- _Challenge_
In the material below, find each line holding the string "местного" and copy it.

═══ Provided data ═══

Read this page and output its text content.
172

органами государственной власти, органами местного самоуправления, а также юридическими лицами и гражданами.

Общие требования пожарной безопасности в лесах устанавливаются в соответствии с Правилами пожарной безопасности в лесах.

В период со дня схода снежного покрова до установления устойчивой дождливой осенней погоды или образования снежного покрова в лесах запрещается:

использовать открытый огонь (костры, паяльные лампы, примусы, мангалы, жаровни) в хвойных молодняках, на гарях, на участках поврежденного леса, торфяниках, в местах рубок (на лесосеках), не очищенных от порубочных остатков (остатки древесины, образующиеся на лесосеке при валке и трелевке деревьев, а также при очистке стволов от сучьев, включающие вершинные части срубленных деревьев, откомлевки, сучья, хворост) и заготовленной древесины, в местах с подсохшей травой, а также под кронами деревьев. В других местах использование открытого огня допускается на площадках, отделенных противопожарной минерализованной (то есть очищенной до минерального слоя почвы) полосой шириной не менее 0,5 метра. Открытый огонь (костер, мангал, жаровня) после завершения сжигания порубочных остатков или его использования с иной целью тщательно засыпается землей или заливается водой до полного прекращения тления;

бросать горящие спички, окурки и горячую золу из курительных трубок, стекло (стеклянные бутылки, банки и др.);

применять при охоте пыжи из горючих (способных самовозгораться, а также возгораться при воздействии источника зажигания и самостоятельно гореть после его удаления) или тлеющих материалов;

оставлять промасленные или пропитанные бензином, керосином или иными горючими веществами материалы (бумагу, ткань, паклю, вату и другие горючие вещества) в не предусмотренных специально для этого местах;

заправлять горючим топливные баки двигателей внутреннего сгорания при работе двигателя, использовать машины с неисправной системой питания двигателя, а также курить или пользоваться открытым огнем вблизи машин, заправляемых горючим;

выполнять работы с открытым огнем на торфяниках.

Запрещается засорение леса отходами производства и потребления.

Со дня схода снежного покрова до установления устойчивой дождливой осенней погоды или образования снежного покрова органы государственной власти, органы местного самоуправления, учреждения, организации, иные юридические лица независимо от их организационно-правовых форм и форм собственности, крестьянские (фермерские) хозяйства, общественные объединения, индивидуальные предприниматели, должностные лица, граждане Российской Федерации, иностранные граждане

═══

- _Complete answer_
органами государственной власти, органами местного самоуправления, а также юридическими лицами и гражданами.
Со дня схода снежного покрова до установления устойчивой дождливой осенней погоды или образования снежного покрова органы государственной власти, органы местного самоуправления, учреждения, организации, иные юридические лица независимо от их организационно-правовых форм и форм собственности, крестьянские (фермерские) хозяйства, общественные объединения, индивидуальные предприниматели, должностные лица, граждане Российской Федерации, иностранные граждане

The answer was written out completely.